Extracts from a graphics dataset
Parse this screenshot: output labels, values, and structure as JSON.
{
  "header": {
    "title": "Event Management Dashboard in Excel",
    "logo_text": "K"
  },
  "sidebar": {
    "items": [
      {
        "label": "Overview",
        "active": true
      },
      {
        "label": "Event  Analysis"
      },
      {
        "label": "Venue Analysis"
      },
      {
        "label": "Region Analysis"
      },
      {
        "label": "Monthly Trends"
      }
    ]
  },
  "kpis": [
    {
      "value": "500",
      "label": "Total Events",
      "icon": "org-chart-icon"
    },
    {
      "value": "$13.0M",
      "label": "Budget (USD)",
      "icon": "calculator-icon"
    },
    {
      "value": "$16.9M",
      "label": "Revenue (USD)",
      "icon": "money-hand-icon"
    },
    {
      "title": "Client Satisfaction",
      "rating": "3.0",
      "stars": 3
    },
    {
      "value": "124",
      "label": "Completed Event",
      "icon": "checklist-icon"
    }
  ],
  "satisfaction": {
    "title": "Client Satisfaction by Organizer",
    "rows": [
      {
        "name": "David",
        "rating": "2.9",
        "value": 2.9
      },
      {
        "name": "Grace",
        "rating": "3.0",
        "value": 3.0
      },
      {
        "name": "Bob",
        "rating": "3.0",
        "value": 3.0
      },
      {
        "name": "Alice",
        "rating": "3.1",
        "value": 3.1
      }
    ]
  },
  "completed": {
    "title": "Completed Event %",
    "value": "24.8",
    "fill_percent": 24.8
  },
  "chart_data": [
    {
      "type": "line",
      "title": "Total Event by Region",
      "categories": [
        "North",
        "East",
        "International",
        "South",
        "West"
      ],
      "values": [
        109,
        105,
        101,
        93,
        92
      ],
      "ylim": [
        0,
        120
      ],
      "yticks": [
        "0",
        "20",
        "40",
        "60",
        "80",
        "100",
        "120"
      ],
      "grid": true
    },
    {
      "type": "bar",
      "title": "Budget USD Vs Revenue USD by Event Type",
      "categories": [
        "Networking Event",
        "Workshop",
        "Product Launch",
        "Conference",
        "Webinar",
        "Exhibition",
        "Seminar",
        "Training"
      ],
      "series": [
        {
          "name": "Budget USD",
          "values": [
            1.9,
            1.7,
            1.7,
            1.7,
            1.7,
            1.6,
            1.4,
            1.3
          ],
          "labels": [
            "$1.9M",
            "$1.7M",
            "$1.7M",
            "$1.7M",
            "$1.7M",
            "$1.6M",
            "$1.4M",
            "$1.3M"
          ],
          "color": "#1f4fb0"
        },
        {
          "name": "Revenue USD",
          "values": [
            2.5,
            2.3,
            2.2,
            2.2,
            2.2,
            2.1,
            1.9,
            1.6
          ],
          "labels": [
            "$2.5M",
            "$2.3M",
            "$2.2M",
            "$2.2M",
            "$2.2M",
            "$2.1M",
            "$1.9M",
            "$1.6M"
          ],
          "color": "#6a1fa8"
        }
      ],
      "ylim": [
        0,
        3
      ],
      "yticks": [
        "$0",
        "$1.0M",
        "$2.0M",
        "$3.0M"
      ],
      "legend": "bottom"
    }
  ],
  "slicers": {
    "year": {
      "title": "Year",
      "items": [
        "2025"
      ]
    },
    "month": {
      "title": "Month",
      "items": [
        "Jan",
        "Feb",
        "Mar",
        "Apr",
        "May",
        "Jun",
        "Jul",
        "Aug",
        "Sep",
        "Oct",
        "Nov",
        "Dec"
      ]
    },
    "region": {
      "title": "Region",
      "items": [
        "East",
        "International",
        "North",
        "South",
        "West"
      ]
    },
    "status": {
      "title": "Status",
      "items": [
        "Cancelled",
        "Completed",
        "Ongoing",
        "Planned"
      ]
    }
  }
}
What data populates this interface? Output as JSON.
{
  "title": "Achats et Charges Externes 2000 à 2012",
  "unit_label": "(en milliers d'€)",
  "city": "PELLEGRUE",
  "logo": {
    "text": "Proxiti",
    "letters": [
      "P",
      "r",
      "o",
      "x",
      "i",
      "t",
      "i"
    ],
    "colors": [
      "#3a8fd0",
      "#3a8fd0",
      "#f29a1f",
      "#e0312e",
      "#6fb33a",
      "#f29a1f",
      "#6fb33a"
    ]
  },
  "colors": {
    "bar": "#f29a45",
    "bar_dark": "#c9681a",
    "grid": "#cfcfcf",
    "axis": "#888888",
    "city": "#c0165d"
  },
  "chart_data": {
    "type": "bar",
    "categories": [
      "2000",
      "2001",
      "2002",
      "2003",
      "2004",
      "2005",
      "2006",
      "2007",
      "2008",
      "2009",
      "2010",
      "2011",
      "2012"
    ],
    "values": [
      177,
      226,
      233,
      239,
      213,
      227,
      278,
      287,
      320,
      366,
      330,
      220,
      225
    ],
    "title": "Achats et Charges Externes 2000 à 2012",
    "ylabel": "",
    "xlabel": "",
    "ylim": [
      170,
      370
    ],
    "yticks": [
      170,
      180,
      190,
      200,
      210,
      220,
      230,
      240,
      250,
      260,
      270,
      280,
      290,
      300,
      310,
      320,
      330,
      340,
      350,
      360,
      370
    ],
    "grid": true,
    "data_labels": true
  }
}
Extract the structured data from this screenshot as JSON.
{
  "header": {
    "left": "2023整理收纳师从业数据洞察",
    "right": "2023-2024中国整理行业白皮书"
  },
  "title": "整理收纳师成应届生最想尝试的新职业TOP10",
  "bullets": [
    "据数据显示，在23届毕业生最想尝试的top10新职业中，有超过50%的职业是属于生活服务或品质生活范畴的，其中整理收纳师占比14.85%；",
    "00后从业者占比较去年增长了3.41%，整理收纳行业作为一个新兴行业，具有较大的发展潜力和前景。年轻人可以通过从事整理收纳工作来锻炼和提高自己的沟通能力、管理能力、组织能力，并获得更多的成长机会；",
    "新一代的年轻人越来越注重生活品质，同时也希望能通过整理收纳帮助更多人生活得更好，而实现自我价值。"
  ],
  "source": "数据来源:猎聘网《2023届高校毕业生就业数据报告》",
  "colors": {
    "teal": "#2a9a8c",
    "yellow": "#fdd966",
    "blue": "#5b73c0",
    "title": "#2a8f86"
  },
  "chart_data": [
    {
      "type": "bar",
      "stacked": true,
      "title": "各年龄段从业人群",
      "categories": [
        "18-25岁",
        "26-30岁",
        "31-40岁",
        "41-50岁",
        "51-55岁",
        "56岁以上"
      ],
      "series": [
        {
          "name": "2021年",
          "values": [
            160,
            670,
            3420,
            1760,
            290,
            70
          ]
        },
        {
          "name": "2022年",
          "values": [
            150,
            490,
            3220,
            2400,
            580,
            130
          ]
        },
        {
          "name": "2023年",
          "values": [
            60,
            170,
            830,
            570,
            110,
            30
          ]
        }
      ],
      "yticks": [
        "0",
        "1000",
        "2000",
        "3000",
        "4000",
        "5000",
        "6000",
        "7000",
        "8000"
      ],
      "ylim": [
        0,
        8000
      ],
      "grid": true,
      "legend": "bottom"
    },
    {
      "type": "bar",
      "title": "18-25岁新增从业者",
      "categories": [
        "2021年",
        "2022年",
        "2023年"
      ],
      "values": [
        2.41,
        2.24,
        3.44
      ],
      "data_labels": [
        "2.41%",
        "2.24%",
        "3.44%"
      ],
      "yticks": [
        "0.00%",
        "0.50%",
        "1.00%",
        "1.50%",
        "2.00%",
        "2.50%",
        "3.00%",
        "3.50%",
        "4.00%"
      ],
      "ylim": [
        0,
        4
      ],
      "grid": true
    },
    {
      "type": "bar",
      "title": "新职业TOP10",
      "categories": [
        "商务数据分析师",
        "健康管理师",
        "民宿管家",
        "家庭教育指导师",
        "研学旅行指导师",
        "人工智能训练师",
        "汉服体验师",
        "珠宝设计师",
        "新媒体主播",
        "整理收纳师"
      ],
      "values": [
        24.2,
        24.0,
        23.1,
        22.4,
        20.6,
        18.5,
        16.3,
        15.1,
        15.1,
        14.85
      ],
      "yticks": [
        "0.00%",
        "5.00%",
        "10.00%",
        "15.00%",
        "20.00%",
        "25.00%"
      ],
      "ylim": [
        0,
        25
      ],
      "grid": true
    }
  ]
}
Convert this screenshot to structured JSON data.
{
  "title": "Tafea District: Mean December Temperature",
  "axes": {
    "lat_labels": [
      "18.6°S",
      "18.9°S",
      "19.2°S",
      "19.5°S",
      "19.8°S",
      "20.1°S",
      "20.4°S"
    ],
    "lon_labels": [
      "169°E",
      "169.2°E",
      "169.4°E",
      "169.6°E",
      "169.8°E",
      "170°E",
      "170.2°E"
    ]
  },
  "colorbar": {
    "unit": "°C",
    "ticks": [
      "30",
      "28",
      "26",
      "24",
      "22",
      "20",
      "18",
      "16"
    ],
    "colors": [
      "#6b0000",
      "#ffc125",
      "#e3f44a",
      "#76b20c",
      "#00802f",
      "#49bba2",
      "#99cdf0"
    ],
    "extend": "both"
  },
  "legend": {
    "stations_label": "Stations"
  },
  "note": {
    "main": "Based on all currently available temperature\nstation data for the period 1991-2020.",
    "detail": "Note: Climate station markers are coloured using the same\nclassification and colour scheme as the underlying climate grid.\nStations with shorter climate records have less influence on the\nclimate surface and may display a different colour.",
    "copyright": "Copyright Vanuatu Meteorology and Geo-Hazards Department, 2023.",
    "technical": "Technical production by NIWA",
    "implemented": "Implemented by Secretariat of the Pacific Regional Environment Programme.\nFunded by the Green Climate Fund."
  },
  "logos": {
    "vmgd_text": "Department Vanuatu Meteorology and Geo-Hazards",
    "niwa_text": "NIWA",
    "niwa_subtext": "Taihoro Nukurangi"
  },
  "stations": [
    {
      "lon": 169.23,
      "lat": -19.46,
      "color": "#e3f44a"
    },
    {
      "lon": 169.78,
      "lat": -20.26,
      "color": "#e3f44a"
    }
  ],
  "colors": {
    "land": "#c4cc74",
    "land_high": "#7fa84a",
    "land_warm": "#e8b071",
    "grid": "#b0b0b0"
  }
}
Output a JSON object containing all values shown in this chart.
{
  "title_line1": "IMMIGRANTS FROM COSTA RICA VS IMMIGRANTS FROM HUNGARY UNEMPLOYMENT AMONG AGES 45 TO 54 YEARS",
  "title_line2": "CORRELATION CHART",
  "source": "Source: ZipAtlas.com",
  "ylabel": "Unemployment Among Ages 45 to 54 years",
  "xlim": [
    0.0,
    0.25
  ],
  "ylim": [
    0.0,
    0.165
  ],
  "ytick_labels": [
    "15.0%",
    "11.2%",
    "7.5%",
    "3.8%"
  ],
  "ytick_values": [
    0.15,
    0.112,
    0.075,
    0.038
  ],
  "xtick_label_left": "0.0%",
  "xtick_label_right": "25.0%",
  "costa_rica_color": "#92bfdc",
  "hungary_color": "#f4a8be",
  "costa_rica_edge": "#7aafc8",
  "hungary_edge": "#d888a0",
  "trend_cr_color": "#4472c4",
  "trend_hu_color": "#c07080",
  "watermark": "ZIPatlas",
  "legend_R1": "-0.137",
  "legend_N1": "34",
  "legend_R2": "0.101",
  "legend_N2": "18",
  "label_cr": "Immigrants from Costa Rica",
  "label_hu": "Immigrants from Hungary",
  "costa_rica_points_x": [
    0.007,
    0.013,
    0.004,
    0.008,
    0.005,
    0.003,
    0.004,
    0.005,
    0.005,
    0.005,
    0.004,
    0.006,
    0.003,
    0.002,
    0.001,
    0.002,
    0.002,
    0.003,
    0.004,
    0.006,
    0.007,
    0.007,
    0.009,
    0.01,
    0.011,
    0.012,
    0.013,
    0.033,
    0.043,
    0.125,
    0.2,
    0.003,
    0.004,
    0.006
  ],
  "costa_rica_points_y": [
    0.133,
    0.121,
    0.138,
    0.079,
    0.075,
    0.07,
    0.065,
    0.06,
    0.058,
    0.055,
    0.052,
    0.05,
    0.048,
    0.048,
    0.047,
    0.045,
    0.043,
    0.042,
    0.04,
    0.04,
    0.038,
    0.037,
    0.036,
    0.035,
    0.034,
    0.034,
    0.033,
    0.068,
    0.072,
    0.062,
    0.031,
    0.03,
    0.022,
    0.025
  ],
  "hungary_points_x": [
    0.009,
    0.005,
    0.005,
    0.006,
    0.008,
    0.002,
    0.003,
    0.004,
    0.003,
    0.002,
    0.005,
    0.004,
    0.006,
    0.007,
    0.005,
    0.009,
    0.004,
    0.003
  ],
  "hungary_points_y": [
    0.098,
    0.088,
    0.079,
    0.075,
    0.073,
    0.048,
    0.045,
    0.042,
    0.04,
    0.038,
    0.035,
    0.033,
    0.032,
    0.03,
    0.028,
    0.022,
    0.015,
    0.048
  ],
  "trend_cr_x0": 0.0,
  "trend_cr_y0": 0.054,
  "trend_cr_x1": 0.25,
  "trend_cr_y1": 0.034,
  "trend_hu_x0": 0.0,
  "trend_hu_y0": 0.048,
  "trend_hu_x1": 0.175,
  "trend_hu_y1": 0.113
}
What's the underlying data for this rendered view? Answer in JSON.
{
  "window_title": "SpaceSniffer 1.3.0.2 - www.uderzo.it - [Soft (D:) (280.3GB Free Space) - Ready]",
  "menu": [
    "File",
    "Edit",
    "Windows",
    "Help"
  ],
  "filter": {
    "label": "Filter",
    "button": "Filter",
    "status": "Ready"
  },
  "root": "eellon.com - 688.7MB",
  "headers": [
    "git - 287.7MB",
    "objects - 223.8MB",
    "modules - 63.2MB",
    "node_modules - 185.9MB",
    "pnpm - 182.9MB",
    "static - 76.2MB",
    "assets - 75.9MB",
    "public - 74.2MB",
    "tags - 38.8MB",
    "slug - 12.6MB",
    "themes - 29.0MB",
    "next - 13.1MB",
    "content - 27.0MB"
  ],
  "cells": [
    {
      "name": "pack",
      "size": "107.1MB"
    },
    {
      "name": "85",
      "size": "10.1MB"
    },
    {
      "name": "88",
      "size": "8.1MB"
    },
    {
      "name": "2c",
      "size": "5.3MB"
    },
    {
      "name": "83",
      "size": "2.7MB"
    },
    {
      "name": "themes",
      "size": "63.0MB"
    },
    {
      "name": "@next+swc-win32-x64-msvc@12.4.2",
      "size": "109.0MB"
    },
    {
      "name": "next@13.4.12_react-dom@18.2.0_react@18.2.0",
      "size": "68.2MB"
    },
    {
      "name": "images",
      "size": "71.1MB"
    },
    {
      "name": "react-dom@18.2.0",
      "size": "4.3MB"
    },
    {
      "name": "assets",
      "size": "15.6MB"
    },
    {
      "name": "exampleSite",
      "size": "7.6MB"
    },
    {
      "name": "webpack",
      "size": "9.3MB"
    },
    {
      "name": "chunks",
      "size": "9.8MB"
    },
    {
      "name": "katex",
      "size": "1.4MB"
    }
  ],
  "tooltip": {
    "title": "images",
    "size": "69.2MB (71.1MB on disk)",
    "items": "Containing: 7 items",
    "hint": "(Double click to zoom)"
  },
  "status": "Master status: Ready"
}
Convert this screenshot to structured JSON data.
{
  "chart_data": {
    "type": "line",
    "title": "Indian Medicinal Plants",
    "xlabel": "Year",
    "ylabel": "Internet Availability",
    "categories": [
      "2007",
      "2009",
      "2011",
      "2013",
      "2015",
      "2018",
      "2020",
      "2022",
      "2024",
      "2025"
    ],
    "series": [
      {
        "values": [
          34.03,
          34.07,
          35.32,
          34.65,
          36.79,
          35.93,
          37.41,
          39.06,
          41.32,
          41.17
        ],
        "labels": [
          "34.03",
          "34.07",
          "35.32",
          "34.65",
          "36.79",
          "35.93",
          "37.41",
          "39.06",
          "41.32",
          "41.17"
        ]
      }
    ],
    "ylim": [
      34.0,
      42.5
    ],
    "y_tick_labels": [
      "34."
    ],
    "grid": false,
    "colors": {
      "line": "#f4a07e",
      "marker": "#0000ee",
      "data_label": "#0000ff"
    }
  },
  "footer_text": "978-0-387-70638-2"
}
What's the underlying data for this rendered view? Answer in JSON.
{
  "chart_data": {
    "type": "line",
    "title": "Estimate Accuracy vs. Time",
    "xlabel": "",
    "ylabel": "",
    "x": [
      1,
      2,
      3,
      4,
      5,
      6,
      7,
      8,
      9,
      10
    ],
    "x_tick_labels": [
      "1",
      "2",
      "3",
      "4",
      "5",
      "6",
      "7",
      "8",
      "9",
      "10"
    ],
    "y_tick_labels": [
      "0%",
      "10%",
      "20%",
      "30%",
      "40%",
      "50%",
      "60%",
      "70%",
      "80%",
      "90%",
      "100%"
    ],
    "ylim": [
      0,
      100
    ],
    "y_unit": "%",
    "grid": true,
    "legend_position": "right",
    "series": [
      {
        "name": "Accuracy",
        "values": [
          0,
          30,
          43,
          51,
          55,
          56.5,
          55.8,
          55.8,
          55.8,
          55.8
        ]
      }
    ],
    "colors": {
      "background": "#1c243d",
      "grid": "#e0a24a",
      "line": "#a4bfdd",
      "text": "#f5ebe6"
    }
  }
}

◆ Work to do ◆
Your answer should be a single number: the count of lines in the data that include the word "Charges".

◆ Solution to this exercise ◆
2